Across the entries, how many lines have the string "content" in them? Reply with only a number.
......
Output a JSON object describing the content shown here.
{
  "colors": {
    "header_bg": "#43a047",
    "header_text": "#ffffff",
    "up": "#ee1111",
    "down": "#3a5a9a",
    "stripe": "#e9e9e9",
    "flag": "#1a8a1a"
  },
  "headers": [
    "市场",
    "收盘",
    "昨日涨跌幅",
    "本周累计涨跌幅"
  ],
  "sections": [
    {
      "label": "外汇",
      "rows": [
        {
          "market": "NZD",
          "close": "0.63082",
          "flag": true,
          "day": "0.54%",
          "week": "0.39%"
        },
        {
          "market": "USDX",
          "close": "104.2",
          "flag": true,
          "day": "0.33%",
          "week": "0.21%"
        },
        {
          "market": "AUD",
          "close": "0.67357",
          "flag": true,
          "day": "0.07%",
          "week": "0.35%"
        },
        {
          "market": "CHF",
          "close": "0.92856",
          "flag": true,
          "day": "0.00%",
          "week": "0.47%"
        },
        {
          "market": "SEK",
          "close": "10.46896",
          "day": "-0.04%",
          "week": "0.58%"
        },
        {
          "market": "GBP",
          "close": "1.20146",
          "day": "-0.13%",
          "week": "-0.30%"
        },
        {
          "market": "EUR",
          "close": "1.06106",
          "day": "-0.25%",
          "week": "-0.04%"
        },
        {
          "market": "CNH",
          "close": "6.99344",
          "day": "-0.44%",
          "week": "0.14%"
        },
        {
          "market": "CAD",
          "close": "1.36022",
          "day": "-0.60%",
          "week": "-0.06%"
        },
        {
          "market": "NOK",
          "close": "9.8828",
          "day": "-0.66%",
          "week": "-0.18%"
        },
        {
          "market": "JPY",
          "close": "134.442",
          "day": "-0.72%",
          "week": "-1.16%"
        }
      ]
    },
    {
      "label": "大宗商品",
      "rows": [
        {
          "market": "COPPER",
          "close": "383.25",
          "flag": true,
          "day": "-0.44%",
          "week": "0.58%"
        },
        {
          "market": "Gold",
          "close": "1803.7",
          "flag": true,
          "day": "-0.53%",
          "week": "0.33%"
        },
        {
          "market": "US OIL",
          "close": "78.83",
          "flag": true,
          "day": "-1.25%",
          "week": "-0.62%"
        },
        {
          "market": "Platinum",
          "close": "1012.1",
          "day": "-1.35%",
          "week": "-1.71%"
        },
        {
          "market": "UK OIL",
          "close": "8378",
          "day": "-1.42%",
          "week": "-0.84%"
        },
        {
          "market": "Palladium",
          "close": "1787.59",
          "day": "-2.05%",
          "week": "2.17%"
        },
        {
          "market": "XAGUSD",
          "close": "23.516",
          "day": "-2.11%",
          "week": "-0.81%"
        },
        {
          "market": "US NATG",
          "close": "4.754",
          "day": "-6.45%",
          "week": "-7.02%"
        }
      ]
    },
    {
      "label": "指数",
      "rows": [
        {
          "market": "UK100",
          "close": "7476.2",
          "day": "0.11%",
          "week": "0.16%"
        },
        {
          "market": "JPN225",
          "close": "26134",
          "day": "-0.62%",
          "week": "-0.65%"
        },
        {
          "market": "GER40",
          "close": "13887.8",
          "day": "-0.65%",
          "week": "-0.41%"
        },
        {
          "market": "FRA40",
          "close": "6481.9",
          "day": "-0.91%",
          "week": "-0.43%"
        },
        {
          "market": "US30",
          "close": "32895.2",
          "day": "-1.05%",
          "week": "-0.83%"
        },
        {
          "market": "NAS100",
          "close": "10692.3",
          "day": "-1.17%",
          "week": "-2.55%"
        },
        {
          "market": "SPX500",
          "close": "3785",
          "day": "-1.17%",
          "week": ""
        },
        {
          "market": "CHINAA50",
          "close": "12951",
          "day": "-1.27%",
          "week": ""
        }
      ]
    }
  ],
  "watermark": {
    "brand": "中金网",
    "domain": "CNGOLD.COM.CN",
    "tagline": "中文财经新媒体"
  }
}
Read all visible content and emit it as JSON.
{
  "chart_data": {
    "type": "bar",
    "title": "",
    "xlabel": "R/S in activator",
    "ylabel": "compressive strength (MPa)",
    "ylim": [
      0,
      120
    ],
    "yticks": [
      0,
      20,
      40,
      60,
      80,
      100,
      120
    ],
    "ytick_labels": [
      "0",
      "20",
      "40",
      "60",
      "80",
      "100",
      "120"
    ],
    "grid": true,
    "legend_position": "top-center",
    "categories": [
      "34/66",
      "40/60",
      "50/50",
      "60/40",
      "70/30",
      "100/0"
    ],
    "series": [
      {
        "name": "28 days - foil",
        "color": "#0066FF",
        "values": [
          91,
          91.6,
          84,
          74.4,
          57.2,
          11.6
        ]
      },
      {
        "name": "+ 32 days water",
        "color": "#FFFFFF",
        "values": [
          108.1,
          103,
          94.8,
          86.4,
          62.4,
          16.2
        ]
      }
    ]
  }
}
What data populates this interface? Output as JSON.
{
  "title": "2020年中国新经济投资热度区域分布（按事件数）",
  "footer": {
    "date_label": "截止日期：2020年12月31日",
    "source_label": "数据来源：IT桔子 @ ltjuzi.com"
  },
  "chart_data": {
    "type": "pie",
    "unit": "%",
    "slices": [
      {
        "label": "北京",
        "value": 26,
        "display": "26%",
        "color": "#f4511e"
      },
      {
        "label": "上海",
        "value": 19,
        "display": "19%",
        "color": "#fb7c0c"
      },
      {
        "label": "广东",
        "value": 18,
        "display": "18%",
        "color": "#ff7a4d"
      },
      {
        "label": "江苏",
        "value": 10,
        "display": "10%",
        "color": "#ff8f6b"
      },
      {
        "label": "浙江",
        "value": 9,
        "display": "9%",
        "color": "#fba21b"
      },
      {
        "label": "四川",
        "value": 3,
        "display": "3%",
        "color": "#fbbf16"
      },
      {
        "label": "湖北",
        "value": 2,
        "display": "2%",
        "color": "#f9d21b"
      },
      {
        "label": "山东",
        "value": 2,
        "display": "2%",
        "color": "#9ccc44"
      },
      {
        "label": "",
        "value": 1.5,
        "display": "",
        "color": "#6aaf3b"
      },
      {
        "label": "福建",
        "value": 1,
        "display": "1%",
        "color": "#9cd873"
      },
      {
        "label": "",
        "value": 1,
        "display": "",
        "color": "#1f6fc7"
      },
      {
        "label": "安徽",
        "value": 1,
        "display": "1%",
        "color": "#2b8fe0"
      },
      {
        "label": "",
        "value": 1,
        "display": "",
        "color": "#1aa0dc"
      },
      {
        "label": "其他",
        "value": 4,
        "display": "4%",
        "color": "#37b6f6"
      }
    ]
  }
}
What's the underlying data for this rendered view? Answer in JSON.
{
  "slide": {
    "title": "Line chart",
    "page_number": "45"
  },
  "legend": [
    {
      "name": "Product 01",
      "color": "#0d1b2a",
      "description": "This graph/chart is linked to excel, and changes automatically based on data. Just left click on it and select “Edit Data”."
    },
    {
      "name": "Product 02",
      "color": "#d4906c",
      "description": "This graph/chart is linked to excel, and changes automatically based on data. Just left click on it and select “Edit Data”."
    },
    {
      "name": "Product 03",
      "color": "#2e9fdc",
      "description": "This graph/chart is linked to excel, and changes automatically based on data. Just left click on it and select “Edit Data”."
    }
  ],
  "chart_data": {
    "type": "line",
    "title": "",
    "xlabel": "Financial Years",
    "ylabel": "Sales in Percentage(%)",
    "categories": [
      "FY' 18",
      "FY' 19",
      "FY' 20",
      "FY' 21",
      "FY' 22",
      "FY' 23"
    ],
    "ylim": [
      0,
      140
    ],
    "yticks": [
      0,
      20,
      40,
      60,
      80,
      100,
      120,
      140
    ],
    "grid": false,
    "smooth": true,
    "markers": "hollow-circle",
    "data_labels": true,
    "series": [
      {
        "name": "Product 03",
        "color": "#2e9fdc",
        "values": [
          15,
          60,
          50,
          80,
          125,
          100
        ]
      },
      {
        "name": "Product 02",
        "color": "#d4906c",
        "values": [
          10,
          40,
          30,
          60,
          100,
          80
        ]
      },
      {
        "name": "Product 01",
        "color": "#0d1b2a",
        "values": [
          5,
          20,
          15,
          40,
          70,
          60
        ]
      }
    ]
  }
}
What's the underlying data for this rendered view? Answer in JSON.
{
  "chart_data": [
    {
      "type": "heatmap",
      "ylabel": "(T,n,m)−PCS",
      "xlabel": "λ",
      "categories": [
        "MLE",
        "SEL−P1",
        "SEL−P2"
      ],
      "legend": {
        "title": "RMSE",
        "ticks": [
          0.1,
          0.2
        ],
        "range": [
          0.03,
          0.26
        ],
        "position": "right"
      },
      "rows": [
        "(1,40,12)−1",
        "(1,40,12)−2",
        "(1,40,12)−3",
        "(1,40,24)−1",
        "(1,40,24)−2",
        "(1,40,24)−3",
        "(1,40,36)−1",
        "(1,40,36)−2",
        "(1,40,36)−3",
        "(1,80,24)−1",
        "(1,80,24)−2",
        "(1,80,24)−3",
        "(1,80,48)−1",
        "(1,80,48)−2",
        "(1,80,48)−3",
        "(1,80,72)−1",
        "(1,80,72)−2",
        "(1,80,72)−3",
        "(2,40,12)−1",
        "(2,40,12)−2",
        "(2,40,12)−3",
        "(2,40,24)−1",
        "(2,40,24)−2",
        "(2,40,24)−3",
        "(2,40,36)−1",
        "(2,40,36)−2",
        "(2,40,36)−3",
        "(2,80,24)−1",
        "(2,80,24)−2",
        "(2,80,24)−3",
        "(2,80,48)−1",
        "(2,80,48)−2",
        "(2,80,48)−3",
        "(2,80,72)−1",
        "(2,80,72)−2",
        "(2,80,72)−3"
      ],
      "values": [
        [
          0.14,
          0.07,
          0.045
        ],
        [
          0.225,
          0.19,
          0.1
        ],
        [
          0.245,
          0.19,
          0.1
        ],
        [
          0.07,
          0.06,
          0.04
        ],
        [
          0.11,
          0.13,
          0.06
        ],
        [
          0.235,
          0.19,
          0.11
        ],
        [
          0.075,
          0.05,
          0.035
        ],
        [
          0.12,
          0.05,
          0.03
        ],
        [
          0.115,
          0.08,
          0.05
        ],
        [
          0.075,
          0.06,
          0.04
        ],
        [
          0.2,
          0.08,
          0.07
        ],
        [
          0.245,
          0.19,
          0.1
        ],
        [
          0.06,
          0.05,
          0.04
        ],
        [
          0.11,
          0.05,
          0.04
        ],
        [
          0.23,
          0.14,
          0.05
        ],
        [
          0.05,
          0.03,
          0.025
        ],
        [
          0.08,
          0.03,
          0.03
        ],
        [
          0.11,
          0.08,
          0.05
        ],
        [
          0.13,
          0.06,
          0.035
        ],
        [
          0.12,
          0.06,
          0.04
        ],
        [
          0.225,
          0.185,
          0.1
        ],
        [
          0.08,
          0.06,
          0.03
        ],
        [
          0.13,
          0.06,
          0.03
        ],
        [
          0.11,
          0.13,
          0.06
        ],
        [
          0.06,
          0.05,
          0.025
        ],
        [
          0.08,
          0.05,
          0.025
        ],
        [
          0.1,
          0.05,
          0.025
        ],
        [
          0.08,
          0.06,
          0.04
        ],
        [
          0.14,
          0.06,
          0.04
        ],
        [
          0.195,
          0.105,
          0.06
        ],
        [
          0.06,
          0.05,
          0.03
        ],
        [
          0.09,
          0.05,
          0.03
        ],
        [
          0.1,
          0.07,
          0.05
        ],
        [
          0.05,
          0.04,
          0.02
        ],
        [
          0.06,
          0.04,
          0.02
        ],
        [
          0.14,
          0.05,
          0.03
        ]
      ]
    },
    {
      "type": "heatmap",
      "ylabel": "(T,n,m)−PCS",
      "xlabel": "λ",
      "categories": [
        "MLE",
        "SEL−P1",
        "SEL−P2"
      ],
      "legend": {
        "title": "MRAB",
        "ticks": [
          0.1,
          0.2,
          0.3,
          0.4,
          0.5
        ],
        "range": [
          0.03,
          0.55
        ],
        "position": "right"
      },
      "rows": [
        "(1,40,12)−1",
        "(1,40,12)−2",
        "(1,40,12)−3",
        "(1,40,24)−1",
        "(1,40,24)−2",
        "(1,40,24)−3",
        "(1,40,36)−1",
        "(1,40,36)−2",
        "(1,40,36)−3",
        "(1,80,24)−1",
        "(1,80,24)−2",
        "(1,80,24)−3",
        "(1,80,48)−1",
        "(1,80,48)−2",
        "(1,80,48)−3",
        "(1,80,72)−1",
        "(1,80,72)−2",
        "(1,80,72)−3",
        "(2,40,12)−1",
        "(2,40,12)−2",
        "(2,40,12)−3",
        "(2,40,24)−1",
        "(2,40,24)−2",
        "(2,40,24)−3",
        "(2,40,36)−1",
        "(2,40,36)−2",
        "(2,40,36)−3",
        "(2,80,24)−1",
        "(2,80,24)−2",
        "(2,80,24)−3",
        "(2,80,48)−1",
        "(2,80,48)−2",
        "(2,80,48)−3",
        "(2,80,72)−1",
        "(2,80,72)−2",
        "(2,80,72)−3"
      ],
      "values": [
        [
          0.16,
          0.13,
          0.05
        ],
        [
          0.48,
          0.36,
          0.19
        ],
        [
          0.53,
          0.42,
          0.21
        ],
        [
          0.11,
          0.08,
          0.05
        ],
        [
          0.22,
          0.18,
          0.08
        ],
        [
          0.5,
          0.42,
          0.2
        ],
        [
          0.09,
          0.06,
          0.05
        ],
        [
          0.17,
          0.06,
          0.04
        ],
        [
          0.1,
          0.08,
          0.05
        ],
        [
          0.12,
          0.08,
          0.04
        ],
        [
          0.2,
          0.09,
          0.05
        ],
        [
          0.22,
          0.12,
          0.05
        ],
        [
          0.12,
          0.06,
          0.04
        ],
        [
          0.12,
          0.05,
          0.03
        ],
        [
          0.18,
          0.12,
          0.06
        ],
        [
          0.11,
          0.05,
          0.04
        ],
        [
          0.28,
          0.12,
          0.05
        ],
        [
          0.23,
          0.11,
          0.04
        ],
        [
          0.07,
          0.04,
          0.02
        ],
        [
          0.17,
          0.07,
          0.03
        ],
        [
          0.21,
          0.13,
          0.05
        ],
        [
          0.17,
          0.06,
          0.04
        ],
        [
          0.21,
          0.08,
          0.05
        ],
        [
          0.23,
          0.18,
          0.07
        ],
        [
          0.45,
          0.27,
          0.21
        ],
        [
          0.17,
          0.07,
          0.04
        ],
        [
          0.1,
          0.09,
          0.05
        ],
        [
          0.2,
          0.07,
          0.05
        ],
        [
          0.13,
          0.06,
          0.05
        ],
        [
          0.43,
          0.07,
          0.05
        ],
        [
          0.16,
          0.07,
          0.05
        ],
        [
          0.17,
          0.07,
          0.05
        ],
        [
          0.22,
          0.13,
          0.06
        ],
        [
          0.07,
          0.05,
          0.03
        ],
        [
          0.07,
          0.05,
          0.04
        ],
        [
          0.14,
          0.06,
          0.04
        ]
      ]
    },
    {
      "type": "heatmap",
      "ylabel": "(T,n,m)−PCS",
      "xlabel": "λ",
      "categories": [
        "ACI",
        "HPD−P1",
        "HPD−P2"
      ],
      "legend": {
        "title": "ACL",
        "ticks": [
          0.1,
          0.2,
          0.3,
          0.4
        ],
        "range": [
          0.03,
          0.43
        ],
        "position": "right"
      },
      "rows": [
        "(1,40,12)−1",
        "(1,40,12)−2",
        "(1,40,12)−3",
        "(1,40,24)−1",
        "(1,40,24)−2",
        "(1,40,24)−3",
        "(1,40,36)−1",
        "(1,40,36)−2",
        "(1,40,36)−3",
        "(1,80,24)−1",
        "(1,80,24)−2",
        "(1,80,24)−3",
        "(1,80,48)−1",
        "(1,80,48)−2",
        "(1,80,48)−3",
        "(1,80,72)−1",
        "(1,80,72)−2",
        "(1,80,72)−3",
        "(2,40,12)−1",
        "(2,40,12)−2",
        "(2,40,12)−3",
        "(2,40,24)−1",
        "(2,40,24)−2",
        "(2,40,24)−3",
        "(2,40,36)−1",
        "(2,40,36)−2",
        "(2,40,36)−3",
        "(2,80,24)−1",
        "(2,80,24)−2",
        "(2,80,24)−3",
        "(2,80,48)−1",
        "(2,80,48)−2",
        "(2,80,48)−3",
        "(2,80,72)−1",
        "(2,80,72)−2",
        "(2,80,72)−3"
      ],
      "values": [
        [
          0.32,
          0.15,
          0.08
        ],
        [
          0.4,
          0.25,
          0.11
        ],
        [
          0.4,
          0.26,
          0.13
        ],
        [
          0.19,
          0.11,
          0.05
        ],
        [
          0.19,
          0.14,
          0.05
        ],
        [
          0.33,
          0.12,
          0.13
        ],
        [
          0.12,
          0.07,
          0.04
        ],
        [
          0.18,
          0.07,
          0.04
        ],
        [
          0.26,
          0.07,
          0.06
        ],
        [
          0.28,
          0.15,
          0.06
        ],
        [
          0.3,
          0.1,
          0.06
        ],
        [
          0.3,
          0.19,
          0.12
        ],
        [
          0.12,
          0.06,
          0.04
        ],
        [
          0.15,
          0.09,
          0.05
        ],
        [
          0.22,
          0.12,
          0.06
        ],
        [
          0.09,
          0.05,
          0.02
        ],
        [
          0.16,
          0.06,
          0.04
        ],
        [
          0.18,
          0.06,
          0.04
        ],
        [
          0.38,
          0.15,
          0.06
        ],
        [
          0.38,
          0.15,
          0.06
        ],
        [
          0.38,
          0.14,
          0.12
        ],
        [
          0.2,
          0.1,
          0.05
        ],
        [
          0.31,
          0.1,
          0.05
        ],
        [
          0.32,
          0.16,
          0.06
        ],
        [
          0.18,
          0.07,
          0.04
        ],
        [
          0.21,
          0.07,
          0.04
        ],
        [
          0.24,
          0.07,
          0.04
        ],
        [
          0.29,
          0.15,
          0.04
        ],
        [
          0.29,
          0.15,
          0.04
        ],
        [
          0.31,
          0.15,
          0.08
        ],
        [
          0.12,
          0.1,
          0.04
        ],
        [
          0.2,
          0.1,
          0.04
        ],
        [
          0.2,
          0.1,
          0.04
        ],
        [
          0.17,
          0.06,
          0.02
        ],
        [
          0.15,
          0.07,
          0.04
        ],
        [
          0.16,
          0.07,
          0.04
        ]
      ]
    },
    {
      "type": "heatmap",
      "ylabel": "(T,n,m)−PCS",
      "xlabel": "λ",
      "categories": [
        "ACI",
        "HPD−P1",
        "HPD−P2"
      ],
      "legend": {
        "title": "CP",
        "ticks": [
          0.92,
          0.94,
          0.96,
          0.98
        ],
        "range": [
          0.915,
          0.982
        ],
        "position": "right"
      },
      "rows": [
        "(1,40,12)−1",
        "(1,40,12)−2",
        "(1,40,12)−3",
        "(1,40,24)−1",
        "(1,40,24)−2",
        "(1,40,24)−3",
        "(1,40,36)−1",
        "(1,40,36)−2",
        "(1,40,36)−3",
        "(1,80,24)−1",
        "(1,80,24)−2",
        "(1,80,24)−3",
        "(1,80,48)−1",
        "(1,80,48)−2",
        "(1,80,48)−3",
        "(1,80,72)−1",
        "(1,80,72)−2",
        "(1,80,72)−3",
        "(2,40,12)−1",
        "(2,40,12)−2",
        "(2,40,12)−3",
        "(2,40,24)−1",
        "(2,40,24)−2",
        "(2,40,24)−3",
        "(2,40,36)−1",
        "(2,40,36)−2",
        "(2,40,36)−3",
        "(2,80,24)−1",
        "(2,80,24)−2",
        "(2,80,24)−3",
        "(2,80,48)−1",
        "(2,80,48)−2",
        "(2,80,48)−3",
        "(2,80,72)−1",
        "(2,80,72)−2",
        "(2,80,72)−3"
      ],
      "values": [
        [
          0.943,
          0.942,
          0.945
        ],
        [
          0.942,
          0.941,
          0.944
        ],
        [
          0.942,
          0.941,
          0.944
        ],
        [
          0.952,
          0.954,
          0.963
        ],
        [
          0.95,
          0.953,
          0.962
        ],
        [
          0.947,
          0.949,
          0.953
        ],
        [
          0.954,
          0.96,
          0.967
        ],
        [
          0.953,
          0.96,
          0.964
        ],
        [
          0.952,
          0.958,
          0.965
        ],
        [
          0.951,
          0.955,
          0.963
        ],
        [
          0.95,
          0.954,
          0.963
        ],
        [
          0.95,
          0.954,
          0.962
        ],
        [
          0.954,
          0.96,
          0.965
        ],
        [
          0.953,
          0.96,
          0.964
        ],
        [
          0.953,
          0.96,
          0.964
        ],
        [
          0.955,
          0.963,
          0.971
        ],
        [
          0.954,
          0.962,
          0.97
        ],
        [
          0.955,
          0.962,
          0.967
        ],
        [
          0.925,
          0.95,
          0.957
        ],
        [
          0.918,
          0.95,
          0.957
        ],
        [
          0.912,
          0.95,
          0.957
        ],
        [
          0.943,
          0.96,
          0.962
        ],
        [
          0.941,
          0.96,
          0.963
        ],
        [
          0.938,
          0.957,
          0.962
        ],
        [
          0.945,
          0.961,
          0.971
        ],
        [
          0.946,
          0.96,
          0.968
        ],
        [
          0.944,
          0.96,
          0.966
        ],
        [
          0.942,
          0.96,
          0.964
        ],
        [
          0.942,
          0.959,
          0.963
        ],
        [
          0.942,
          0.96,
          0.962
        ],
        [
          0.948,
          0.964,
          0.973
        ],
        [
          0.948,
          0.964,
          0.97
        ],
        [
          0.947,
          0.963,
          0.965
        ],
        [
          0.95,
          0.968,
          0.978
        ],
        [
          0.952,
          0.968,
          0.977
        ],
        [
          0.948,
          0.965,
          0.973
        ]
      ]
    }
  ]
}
......
* [ANSWER IN FULL]:
2